Excerpt =
******
It works with DMA_CIRCULAR (but I do not want or need continuous DMA transfers.)

You see by the terminal output below that reading 2 analog inputs works OK. However, after a while (< 1 minute) the 2 analog values are exchanged now. Apparently the DMA gets confused, but how and why I cannot understand.

Here is the code, all initialization was generated by STM32CubeMX, v5.5.0. (Had to omit part due to website restrictions on size of message.) NUM_AN_INPUTS=2

 ********** console output (about 30 seconds after swi upload / reset) ************

1959 0

1956 0

1957 0

1954 0

1955 0

1957 0

1955 0

1955 0

1954 0

1957 0

1959 0

0 1952

0 1953

3 1952

0 1952

0 1952

0 1953

0 1952

0 1953

 ********** usage of ADC in my code ************

volatile bool    adc_done = false;       

volatile uint16_t adc_buf[NUM_AN_INPUTS];   

while(1) {

adc_done = false;

     HAL_ADC_Start_DMA(&hadc1, (uint32_t*) adc_buf, NUM_AN_INPUTS);

while(!adc_done) {HAL_Delay(1);}   

 sprintf(message, "%d %d\n", adc_buf[0], adc_buf[1]);

 serial.USBwrite(message);

 HAL_Delay(100);

}

void HAL_ADC_ConvCpltCallback(ADC_HandleTypeDef *) {

 adc_done=true;

}

 STMCubeMX Generated code and ADC calibration:

 ************ main.c: **************

 /* USER CODE END 1 */

 /* MCU Configuration--------------------------------------------------------*/

 /* Reset of all peripherals, Initializes the Flash interface and the Systick. */

 HAL_Init();

 SystemClock_Config();

 MX_GPIO_Init();

 MX_DMA_Init();

 MX_ADC1_Init();

 MX_USB_DEVICE_Init();

 MX_USART3_UART_Init();

 MX_USART1_UART_Init();

 /* USER CODE BEGIN 2 */

  /* Run the ADC calibration */ 

 if (HAL_ADCEx_Calibration_Start(&hadc1) != HAL_OK)

 {

   /* Calibration Error */

   Error_Handler();

 }

 Init functions generated by STM32CubeMX

/**

 * @brief ADC1 Initialization Function

 * @param None

 * @retval None

 */

static void MX_ADC1_Init(void)
******
Requirement 1 = Transcribe the ADC post from "You see by the" up to and including "I cannot understand.".
Requirement 2 = In the ADC post, which version of STM32CubeMX produced the initialization code?
Requirement 3 = Extend the ADC post past its final line.
******
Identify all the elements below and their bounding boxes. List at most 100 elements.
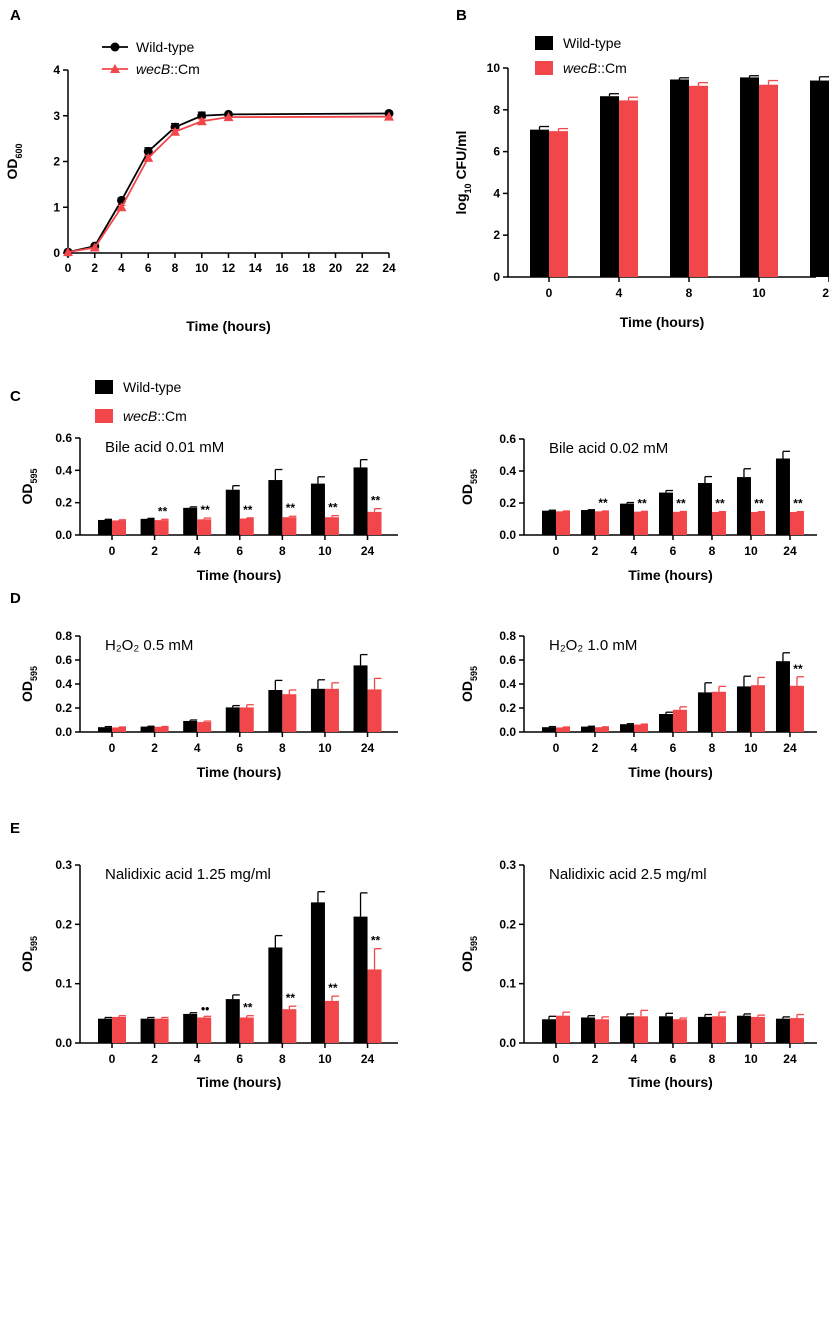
bar-wild-type (268, 480, 283, 535)
x-tick-label: 6 (236, 741, 243, 755)
bar-wecb (282, 1009, 297, 1043)
y-tick-label: 0.6 (55, 431, 72, 445)
significance-marker: ** (598, 496, 608, 510)
bar-wild-type (225, 999, 240, 1043)
x-tick-label: 4 (631, 1052, 638, 1066)
y-axis-title-sub: 595 (469, 936, 479, 951)
y-tick-label: 0.2 (499, 701, 516, 715)
x-tick-label: 8 (279, 741, 286, 755)
y-tick-label: 0.0 (55, 528, 72, 542)
bar-wecb (633, 724, 648, 732)
data-point-wecb (143, 152, 154, 162)
significance-marker: ** (793, 662, 803, 676)
legend-swatch (535, 36, 553, 50)
significance-marker: ** (328, 501, 338, 515)
data-point-wecb (170, 126, 180, 136)
x-tick-label: 10 (744, 741, 758, 755)
x-tick-label: 10 (195, 261, 209, 275)
y-axis-title-main: OD (19, 484, 35, 505)
significance-marker: ** (243, 503, 253, 517)
bar-wecb (789, 511, 804, 535)
significance-marker: ** (793, 497, 803, 511)
bar-wecb (633, 1016, 648, 1043)
legend-label-wecb: wecB::Cm (136, 61, 200, 77)
y-tick-label: 0.0 (499, 725, 516, 739)
x-tick-label: 24 (783, 1052, 797, 1066)
bar-wild-type (670, 79, 689, 278)
data-point-wecb (384, 111, 394, 121)
x-tick-label: 24 (361, 741, 375, 755)
bar-wild-type (542, 727, 556, 732)
x-tick-label: 10 (318, 741, 332, 755)
x-tick-label: 0 (109, 544, 116, 558)
x-axis-title: Time (hours) (197, 567, 282, 583)
x-tick-label: 6 (670, 544, 677, 558)
bar-wecb (556, 727, 570, 732)
bar-wecb (789, 1018, 804, 1043)
bar-wild-type (183, 507, 198, 535)
bar-wild-type (183, 1013, 198, 1043)
bar-wild-type (619, 503, 634, 535)
bar-wild-type (353, 467, 368, 535)
panel-annotation: H₂O₂ 1.0 mM (549, 637, 637, 654)
bar-wild-type (600, 96, 619, 277)
bar-wecb (594, 511, 609, 535)
bar-wecb (282, 517, 297, 535)
legend-label-wecb-rest: ::Cm (597, 60, 627, 76)
x-tick-label: 10 (318, 1052, 332, 1066)
x-axis-title: Time (hours) (628, 567, 713, 583)
x-tick-label: 16 (275, 261, 289, 275)
x-tick-label: 4 (194, 544, 201, 558)
y-tick-label: 2 (53, 155, 60, 169)
x-tick-label: 24 (361, 544, 375, 558)
y-axis-title-sub: 595 (29, 666, 39, 681)
x-tick-label: 0 (109, 741, 116, 755)
x-axis-title: Time (hours) (197, 764, 282, 780)
bar-wecb (789, 685, 804, 732)
y-axis-title: OD595 (19, 468, 39, 504)
x-tick-label: 6 (145, 261, 152, 275)
bar-wild-type (580, 726, 595, 732)
bar-wild-type (658, 714, 673, 732)
y-tick-label: 8 (493, 103, 500, 117)
significance-marker: ** (754, 497, 764, 511)
y-tick-label: 0.2 (55, 701, 72, 715)
y-tick-label: 0.4 (55, 677, 72, 691)
bar-wecb (672, 1019, 687, 1043)
data-point-wecb (63, 247, 73, 257)
bar-wild-type (697, 483, 712, 535)
x-tick-label: 24 (361, 1052, 375, 1066)
y-tick-label: 4 (53, 63, 60, 77)
x-tick-label: 4 (194, 1052, 201, 1066)
bar-wecb (367, 689, 382, 732)
bar-wecb (594, 727, 609, 732)
significance-marker: ** (637, 496, 647, 510)
y-tick-label: 0.2 (55, 496, 72, 510)
x-tick-label: 24 (822, 286, 829, 300)
y-axis-title-sub: 10 (463, 183, 473, 193)
bar-wild-type (697, 1016, 712, 1043)
bar-wild-type (697, 692, 712, 732)
y-tick-label: 0.8 (499, 629, 516, 643)
bar-wild-type (736, 477, 751, 535)
bar-wecb (619, 100, 638, 278)
bar-wecb (324, 517, 339, 535)
legend-label-wild-type: Wild-type (136, 39, 195, 55)
panel-annotation: H₂O₂ 0.5 mM (105, 637, 193, 654)
significance-marker: ** (676, 496, 686, 510)
x-tick-label: 8 (709, 1052, 716, 1066)
y-axis-title-sub: 595 (29, 468, 39, 483)
x-tick-label: 4 (616, 286, 623, 300)
y-tick-label: 0 (493, 270, 500, 284)
y-tick-label: 3 (53, 109, 60, 123)
panel-letter-a: A (10, 7, 21, 24)
x-tick-label: 4 (194, 741, 201, 755)
panel-annotation: Bile acid 0.02 mM (549, 440, 668, 457)
x-tick-label: 10 (318, 544, 332, 558)
bar-wild-type (810, 80, 829, 277)
y-tick-label: 0.4 (499, 464, 516, 478)
bar-wild-type (580, 510, 595, 535)
x-tick-label: 2 (151, 1052, 158, 1066)
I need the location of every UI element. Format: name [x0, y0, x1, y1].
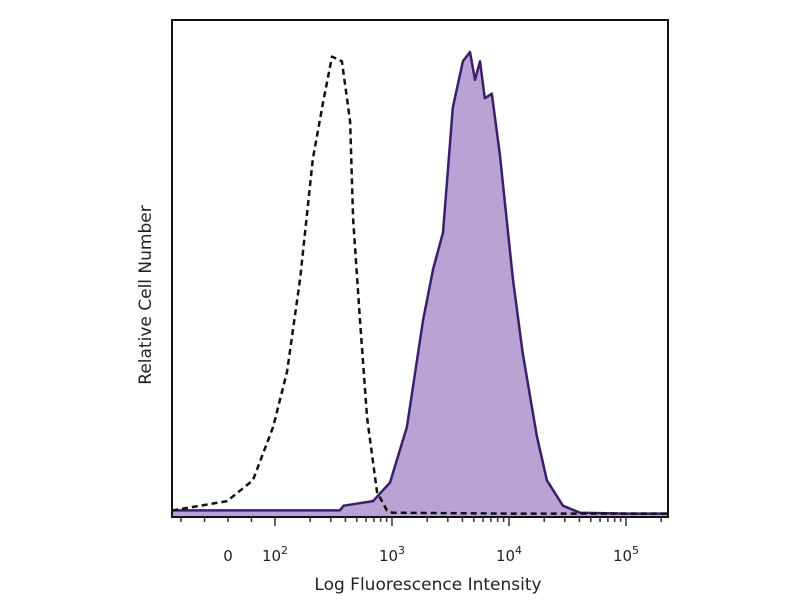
x-tick-label: 102	[262, 544, 288, 565]
stained-histogram-fill	[172, 52, 668, 516]
stained-histogram-outline	[172, 50, 668, 515]
series-layer	[171, 50, 668, 516]
x-tick-label: 104	[496, 544, 522, 565]
plot-frame	[171, 19, 669, 518]
y-axis-label: Relative Cell Number	[136, 205, 156, 384]
x-axis-tick-labels: 0 102 103 104 105	[223, 544, 639, 565]
x-axis-ticks	[180, 517, 662, 526]
x-tick-label: 105	[613, 544, 639, 565]
x-tick-label: 0	[223, 547, 233, 565]
x-tick-label: 103	[379, 544, 405, 565]
x-axis-label: Log Fluorescence Intensity	[314, 575, 541, 595]
control-histogram-dashed	[171, 55, 668, 515]
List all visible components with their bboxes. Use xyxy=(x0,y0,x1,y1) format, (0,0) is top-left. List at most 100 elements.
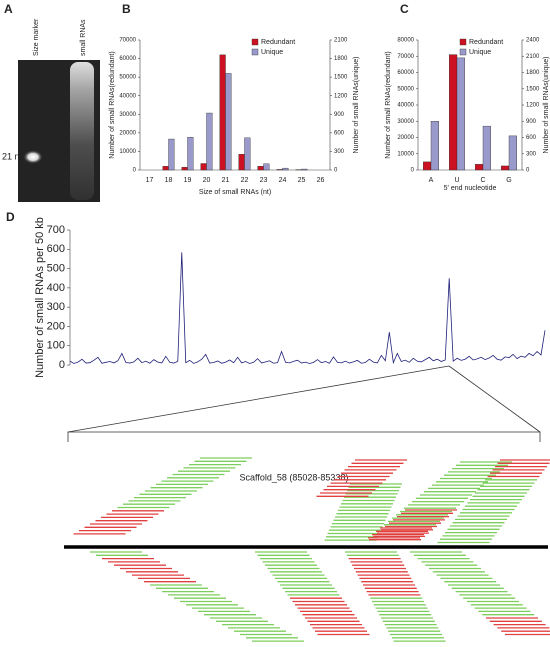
zoom-line xyxy=(448,365,541,433)
zoom-layout xyxy=(64,365,550,642)
y2-tick-label: 1500 xyxy=(526,86,540,92)
x-tick-label: U xyxy=(454,177,459,184)
x-tick-label: C xyxy=(480,177,485,184)
legend-swatch xyxy=(459,38,467,46)
zoom-title: Scaffold_58 (85028-85338) xyxy=(240,472,349,482)
bar xyxy=(219,54,226,171)
marker-label: 21 nt xyxy=(2,151,23,161)
bar xyxy=(181,167,188,171)
y-label: Number of small RNAs(redundant) xyxy=(385,51,392,158)
y2-tick-label: 900 xyxy=(334,112,345,118)
bar xyxy=(456,57,466,171)
y-tick-label: 70000 xyxy=(397,54,414,60)
y-label: Number of small RNAs per 50 kb xyxy=(34,217,46,378)
bar xyxy=(475,164,484,171)
bar xyxy=(187,136,194,171)
lane-label: small RNAs xyxy=(80,19,87,56)
x-tick-label: 18 xyxy=(165,177,173,184)
bar xyxy=(225,73,232,171)
y-tick-label: 200 xyxy=(47,320,65,332)
x-tick-label: 17 xyxy=(146,177,154,184)
y-tick-label: 10000 xyxy=(119,149,136,155)
bar xyxy=(423,161,432,171)
y-tick-label: 0 xyxy=(411,168,415,174)
y2-tick-label: 1500 xyxy=(334,75,348,81)
y-tick-label: 400 xyxy=(47,282,65,294)
y2-tick-label: 900 xyxy=(526,119,537,125)
lane-label: Size marker xyxy=(33,18,40,56)
marker-band xyxy=(23,150,43,164)
zoom-line xyxy=(67,365,450,433)
y-tick-label: 300 xyxy=(47,301,65,313)
bar xyxy=(449,54,458,171)
line xyxy=(69,252,546,365)
bar xyxy=(301,168,308,171)
y-tick-label: 700 xyxy=(47,224,65,236)
bar xyxy=(263,163,270,171)
legend-swatch xyxy=(251,48,259,56)
y-tick-label: 600 xyxy=(47,243,65,255)
bar xyxy=(244,137,251,171)
bar xyxy=(430,121,440,171)
x-tick-label: 20 xyxy=(203,177,211,184)
panel-letter: C xyxy=(400,2,409,16)
x-tick-label: 19 xyxy=(184,177,192,184)
y-tick-label: 10000 xyxy=(397,151,414,157)
panel-letter: D xyxy=(6,210,15,224)
y-tick-label: 0 xyxy=(133,168,137,174)
bar xyxy=(508,135,518,171)
y-tick-label: 30000 xyxy=(119,112,136,118)
legend-label: Redundant xyxy=(469,39,503,46)
x-label: Size of small RNAs (nt) xyxy=(199,189,271,196)
y2-tick-label: 1800 xyxy=(334,56,348,62)
y-tick-label: 0 xyxy=(59,359,65,371)
legend-swatch xyxy=(459,48,467,56)
y-tick-label: 40000 xyxy=(119,93,136,99)
y-tick-label: 50000 xyxy=(397,86,414,92)
x-tick-label: 24 xyxy=(279,177,287,184)
x-tick-label: 21 xyxy=(222,177,230,184)
y2-label: Number of small RNAs(unique) xyxy=(543,57,550,154)
bar xyxy=(276,169,283,171)
panel-letter: A xyxy=(4,2,13,16)
legend-label: Redundant xyxy=(261,39,295,46)
y-tick-label: 20000 xyxy=(119,130,136,136)
y-tick-label: 100 xyxy=(47,340,65,352)
bar xyxy=(282,167,289,171)
y2-tick-label: 2100 xyxy=(334,38,348,44)
y2-tick-label: 600 xyxy=(334,130,345,136)
bar xyxy=(501,165,510,171)
y2-tick-label: 1200 xyxy=(526,103,540,109)
x-tick-label: 22 xyxy=(241,177,249,184)
bar xyxy=(162,166,169,171)
y-tick-label: 80000 xyxy=(397,38,414,44)
y2-tick-label: 600 xyxy=(526,135,537,141)
y-tick-label: 50000 xyxy=(119,75,136,81)
x-tick-label: 25 xyxy=(298,177,306,184)
x-tick-label: 26 xyxy=(317,177,325,184)
bar xyxy=(200,163,207,171)
bar xyxy=(168,138,175,171)
y2-tick-label: 0 xyxy=(334,168,338,174)
legend-label: Unique xyxy=(261,49,283,56)
bar xyxy=(482,125,492,171)
legend-swatch xyxy=(251,38,259,46)
y2-tick-label: 1200 xyxy=(334,93,348,99)
y2-tick-label: 2400 xyxy=(526,38,540,44)
y-tick-label: 500 xyxy=(47,262,65,274)
y2-tick-label: 300 xyxy=(526,151,537,157)
x-tick-label: G xyxy=(506,177,511,184)
y-label: Number of small RNAs(redundant) xyxy=(109,51,116,158)
y-tick-label: 20000 xyxy=(397,135,414,141)
y-tick-label: 30000 xyxy=(397,119,414,125)
x-label: 5' end nucleotide xyxy=(444,185,497,192)
rna-smear xyxy=(70,62,94,200)
y-tick-label: 60000 xyxy=(397,70,414,76)
y2-tick-label: 2100 xyxy=(526,54,540,60)
bar xyxy=(206,112,213,171)
x-tick-label: 23 xyxy=(260,177,268,184)
y2-tick-label: 1800 xyxy=(526,70,540,76)
y2-label: Number of small RNAs(unique) xyxy=(353,57,360,154)
y-tick-label: 40000 xyxy=(397,103,414,109)
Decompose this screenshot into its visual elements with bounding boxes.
******
Exercise result 1 =
You see by the terminal output below that reading 2 analog inputs works OK. However, after a while (< 1 minute) the 2 analog values are exchanged now. Apparently the DMA gets confused, but how and why I cannot understand.

Exercise result 2 = Version 5.5.0.

Exercise result 3 =
{

 /* USER CODE BEGIN ADC1_Init 0 */

 /* USER CODE END ADC1_Init 0 */

 ADC_ChannelConfTypeDef sConfig = {0};

 /* USER CODE BEGIN ADC1_Init 1 */

 /* USER CODE END ADC1_Init 1 */

 /** Common config

 */

 hadc1.Instance = ADC1;

 hadc1.Init.ScanConvMode = ADC_SCAN_ENABLE;

 hadc1.Init.ContinuousConvMode = DISABLE;

 hadc1.Init.DiscontinuousConvMode = DISABLE;

 hadc1.Init.ExternalTrigConv = ADC_SOFTWARE_START;

 hadc1.Init.DataAlign = ADC_DATAALIGN_RIGHT;

 hadc1.Init.NbrOfConversion = 2;

 if (HAL_ADC_Init(&hadc1) != HAL_OK)

 {

   Error_Handler();

 }

 /** Configure Regular Channel

 */

 sConfig.Channel = ADC_CHANNEL_8;

 sConfig.Rank = ADC_REGULAR_RANK_1;

 sConfig.SamplingTime = ADC_SAMPLETIME_28CYCLES_5;

 if (HAL_ADC_ConfigChannel(&hadc1, &sConfig) != HAL_OK)

 {

   Error_Handler();

 }

 /** Configure Regular Channel

 */

 sConfig.Channel = ADC_CHANNEL_9;

 sConfig.Rank = ADC_REGULAR_RANK_2;

 sConfig.SamplingTime = ADC_SAMPLETIME_28CYCLES_5;

if (HAL_ADC_ConfigChannel(&hadc1, &sConfig) != HAL_OK)

 {

   Error_Handler();

 }

 /* USER CODE BEGIN ADC1_Init 2 */

 /* USER CODE END ADC1_Init 2 */

}

/**

 * Enable DMA controller clock

 */

static void MX_DMA_Init(void)

{

 /* DMA controller clock enable */

 __HAL_RCC_DMA1_CLK_ENABLE();

 /* DMA interrupt init */

 /* DMA1_Channel1_IRQn interrupt configuration */

 HAL_NVIC_SetPriority(DMA1_Channel1_IRQn, 0, 0);

 HAL_NVIC_EnableIRQ(DMA1_Channel1_IRQn);

}

 STMCubeMX Generated code:

 ************ main.c: **************

 void HAL_ADC_MspInit(ADC_HandleTypeDef* hadc)

{

 GPIO_InitTypeDef GPIO_InitStruct = {0};

 if(hadc->Instance==ADC1)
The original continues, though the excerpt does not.